Makes a Deep 9”x13”x 2” Stoneware Dish (or (2) 3 Qt. Pans**)

Preheat Oven to 350 degrees. Using softened Butter generously grease deep 9”x13”x 2” Stoneware Dish (or Two 3 Qt. Pans**).

10 Cups Peeled Cored, Sliced, Rome or McIntosh (slice Apples  into thick slices) (about 11 big Apples)

  • 1 ½ Tbs. Freshly Squeezed Lemon Juice

Combine Apples and Lemon Juice in a large bowl; set aside.

  • 1 Cup Granulated Sugar
  • 1/3 Cup All-Purpose Flour
  • ¼ Tsp. Salt
  • 1 ½ Tsp. Ground Cinnamon
  • ¼ Tsp. Freshly Grated Nutmeg

Using a whisk, combine Sugar, Flour, Salt, Cinnamon, and Nutmeg; mix with Apples, to evenly coat. Spread Apples evenly in bottom of Dish; set aside.

TOPPING: (Double topping if using two 3 Qt. pans**)

  • 1 Cup All-Purpose Flour                             
  • 1 Cup Medium Brown Sugar                     
  • ½ Tsp. Ground Cinnamon                        
  • ¼ Tsp. Freshly Grated Nutmeg              
  • ¼ Tsp. Salt                                                         
  • ¼ Tsp. Baking Powder
  • ¼ Tsp. Baking Soda
  • 1 Cup Quick Rolled Oats
  • 10 Tbs. Unsalted Butter (melted)
━━━━
> _Directives_:
**A.** In the apple recipe, why is the whisked sugar, flour, and spice mixture mixed with the apples? Explain in one to three sentences.
**B.** Repeat the part of the apple recipe between "Makes a Deep" and "11 big Apples)", inclusive.
━━━━
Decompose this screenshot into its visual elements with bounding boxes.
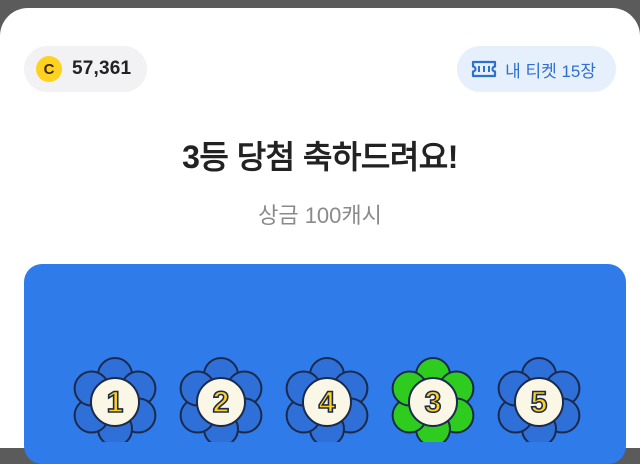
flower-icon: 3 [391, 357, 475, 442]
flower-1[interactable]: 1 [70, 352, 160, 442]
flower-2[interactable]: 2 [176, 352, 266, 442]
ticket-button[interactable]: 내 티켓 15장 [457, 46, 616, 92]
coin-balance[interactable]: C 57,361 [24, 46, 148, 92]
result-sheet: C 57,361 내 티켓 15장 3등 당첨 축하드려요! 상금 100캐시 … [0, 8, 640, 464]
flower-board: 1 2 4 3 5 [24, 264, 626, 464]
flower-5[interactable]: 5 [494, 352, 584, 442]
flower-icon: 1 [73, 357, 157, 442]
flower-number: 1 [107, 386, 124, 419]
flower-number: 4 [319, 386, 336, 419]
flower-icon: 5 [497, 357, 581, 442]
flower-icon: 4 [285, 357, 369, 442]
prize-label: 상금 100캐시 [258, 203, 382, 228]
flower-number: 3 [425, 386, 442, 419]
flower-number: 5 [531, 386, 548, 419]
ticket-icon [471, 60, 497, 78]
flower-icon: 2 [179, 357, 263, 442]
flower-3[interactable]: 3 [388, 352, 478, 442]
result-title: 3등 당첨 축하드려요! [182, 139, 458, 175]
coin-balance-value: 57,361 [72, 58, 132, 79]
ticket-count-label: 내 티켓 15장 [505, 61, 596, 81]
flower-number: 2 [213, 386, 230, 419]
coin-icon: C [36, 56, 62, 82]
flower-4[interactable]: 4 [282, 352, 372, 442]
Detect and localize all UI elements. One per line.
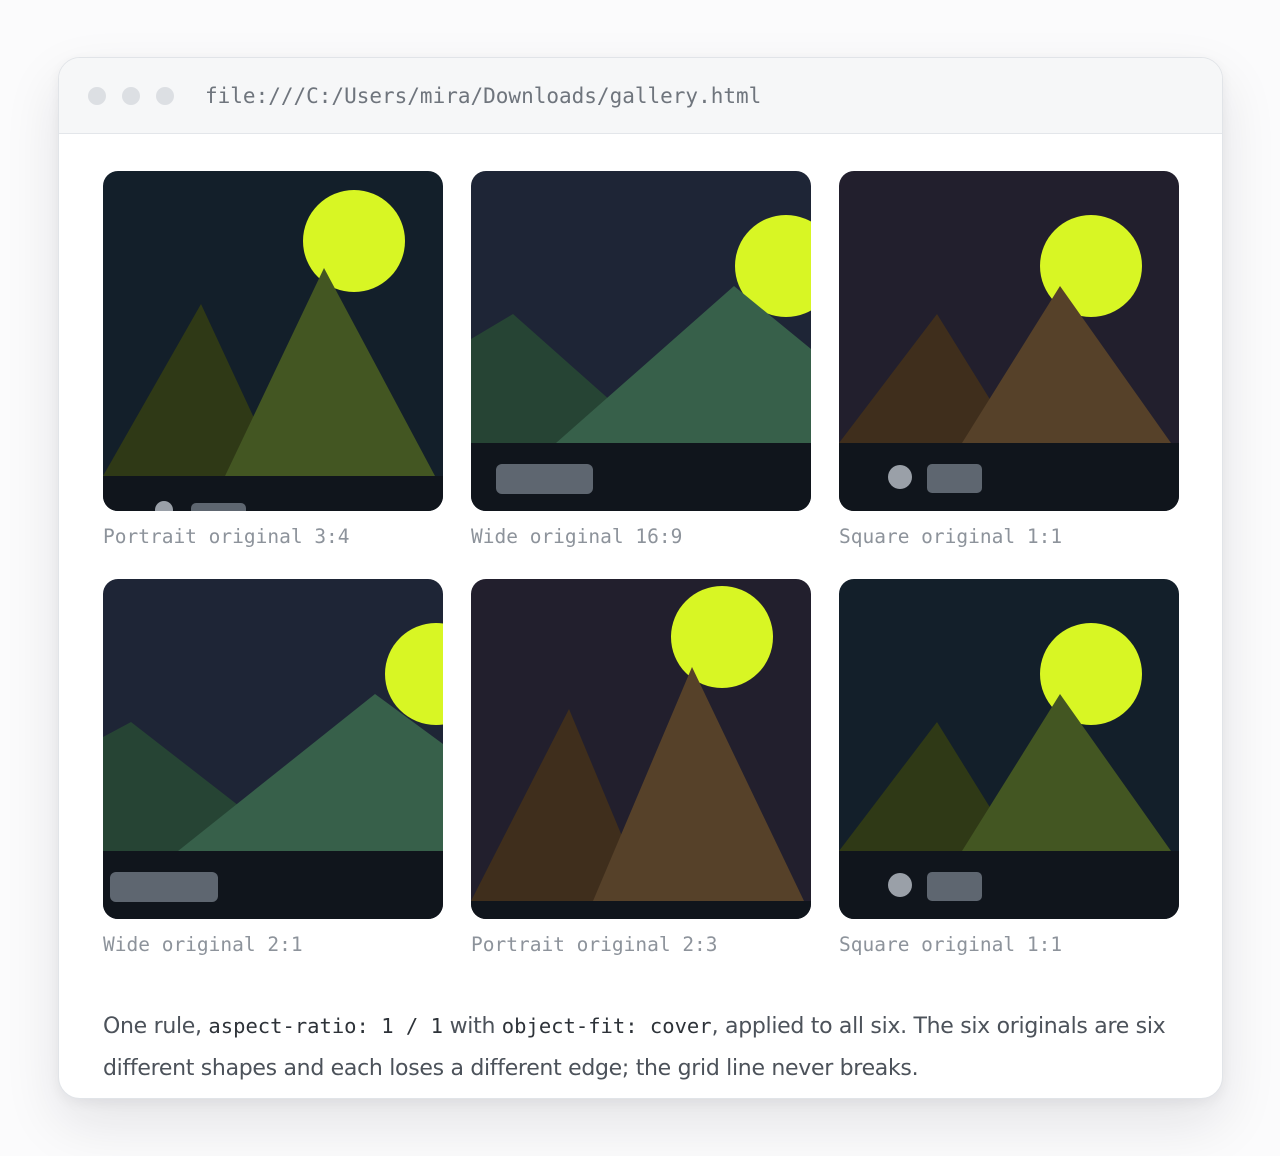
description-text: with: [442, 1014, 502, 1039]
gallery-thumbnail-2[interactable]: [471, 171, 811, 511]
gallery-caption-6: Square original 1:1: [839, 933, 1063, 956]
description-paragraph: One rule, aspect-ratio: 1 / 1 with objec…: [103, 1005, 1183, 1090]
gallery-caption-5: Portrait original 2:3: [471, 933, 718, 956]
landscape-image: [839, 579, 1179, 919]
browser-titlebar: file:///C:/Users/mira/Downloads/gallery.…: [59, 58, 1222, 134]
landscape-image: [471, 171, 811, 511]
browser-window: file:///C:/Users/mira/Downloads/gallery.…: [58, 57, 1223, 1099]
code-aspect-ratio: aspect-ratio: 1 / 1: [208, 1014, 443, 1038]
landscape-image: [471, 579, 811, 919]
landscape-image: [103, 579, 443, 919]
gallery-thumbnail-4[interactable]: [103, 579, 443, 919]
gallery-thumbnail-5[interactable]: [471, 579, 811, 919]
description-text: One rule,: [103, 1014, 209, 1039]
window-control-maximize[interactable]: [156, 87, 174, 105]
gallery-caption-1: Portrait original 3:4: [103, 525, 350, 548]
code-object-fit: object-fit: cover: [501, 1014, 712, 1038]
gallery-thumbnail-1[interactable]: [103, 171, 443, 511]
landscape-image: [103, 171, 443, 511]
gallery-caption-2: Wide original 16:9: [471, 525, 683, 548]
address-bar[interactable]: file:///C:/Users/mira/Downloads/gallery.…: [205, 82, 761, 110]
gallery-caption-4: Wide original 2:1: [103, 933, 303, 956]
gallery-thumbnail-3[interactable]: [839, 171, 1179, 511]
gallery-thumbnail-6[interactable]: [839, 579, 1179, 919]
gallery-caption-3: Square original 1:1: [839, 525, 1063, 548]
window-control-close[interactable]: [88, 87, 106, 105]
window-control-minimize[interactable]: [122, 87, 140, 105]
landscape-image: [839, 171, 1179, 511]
━━━━
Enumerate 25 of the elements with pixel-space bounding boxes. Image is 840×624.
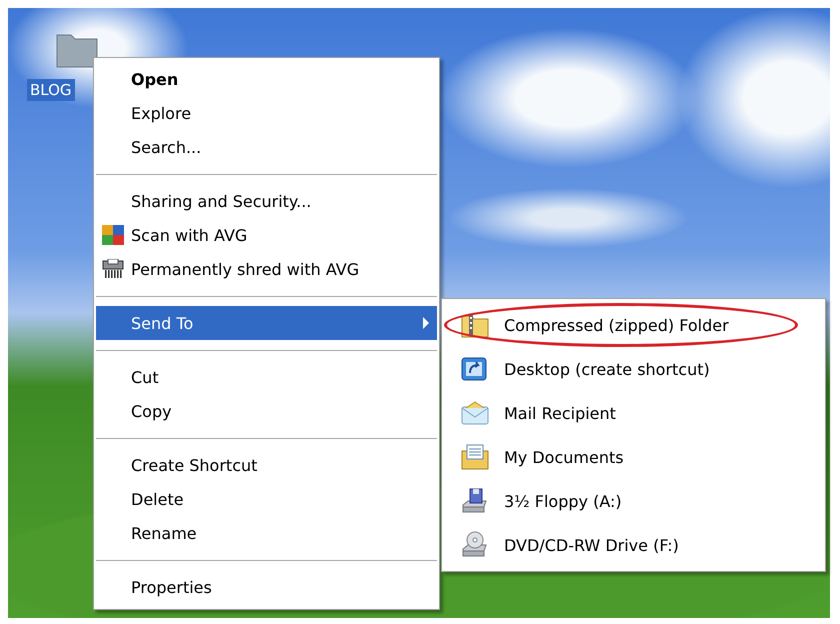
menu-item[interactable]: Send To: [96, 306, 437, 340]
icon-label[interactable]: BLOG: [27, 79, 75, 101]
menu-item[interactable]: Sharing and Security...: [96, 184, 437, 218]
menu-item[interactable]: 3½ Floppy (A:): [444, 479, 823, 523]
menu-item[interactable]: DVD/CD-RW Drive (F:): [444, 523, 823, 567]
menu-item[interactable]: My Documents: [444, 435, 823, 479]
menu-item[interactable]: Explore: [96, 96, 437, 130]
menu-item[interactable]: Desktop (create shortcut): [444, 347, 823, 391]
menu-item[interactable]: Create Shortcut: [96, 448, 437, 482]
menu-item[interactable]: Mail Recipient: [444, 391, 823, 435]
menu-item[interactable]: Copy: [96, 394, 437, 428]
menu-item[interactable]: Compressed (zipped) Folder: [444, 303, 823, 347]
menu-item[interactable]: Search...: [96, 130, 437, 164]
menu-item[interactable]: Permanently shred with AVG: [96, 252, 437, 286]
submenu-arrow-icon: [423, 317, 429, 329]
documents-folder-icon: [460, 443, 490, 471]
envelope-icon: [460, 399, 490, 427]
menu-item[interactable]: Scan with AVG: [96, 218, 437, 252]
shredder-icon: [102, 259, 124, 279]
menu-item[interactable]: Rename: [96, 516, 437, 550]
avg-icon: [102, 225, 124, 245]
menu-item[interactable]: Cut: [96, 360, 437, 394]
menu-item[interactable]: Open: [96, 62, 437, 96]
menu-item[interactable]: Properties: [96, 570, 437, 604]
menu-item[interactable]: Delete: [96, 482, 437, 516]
━━━━
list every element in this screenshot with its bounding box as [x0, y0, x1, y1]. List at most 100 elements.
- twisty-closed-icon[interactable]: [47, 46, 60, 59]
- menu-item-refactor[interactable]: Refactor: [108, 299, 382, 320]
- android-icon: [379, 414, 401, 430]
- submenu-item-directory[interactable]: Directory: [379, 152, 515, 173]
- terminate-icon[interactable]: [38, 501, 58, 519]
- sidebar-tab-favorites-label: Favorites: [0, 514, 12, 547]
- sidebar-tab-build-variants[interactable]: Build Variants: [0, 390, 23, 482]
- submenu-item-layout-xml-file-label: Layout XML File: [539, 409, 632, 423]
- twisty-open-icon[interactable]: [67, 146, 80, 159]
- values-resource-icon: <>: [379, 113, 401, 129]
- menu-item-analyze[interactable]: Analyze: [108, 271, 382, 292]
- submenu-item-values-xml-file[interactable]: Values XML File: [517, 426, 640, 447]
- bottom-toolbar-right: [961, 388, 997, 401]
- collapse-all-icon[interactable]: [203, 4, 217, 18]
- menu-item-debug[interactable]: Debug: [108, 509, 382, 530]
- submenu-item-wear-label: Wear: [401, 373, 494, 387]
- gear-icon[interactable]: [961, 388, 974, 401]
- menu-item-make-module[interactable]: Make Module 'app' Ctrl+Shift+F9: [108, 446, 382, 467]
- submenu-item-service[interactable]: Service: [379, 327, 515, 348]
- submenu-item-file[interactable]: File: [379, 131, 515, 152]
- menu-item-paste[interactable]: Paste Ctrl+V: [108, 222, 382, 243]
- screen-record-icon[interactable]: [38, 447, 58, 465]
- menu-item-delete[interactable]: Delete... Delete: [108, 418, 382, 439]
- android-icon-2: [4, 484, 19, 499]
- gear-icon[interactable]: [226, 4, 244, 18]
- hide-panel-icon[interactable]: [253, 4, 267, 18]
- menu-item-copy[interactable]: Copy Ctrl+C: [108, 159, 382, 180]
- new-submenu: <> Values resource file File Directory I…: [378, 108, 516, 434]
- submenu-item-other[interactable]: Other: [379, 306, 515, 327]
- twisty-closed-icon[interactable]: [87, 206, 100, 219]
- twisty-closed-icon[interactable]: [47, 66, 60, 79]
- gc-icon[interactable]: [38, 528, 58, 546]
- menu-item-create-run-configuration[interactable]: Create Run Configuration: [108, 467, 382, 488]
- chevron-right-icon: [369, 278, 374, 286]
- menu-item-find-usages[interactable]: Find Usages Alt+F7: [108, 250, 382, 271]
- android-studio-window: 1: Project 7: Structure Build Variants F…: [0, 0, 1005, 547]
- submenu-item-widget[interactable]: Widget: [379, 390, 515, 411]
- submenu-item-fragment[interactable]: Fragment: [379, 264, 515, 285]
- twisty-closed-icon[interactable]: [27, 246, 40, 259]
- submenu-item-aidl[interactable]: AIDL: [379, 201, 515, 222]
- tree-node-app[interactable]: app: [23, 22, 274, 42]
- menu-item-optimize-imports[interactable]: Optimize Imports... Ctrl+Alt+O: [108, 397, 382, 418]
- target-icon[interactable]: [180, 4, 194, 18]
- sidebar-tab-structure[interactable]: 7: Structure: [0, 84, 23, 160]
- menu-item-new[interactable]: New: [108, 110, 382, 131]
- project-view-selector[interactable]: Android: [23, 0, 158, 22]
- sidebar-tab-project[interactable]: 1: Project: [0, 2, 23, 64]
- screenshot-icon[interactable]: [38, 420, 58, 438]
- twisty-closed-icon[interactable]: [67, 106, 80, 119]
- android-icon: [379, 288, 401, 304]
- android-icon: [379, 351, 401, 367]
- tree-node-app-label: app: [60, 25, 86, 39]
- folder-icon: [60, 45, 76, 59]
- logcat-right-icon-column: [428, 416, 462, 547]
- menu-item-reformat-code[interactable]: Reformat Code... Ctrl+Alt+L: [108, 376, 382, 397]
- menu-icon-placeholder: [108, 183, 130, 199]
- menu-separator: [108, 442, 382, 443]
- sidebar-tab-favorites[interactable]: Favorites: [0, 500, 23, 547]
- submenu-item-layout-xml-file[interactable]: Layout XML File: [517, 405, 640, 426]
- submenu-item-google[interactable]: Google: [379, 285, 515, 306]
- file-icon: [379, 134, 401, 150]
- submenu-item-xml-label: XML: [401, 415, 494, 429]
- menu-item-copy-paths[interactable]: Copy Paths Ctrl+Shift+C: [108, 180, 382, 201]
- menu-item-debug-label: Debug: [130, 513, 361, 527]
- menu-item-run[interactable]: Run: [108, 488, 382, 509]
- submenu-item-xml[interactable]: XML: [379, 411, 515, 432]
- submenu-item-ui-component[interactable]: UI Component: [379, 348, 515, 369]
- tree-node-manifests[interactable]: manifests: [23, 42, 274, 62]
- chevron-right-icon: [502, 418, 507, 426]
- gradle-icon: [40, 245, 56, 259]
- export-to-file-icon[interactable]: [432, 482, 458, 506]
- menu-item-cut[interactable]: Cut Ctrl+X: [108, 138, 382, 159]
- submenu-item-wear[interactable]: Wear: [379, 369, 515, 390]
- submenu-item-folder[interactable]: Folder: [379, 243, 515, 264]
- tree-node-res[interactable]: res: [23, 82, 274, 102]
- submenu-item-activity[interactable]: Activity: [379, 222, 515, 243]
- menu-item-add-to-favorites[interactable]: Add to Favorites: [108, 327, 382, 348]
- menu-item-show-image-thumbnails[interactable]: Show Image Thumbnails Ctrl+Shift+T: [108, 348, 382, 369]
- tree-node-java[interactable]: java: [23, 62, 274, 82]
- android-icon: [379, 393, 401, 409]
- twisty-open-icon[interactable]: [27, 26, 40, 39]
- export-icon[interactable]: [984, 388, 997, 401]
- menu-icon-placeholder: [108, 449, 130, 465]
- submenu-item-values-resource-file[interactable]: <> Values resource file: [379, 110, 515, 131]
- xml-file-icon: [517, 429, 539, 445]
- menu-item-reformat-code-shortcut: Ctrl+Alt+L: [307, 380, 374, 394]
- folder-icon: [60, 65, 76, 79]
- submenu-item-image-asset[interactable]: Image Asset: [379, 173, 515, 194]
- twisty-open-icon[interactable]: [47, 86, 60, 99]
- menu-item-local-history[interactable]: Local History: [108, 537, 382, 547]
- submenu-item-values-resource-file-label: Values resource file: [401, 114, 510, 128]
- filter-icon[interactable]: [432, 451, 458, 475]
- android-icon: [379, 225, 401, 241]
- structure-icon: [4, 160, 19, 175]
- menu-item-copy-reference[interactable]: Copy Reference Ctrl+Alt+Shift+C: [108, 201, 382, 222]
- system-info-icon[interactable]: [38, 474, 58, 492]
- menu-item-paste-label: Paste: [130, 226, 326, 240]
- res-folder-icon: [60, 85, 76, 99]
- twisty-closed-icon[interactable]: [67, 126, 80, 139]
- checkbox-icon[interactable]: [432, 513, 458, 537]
━━━━
> _Responses to the tasks_:
**A.** The sugar, flour, salt, cinnamon, and nutmeg mixture is mixed with the apples so that the apples are evenly coated. After that, the apples are spread evenly in the bottom of the dish.

**B.**
Makes a Deep 9”x13”x 2” Stoneware Dish (or (2) 3 Qt. Pans**)

Preheat Oven to 350 degrees. Using softened Butter generously grease deep 9”x13”x 2” Stoneware Dish (or Two 3 Qt. Pans**).

10 Cups Peeled Cored, Sliced, Rome or McIntosh (slice Apples  into thick slices) (about 11 big Apples)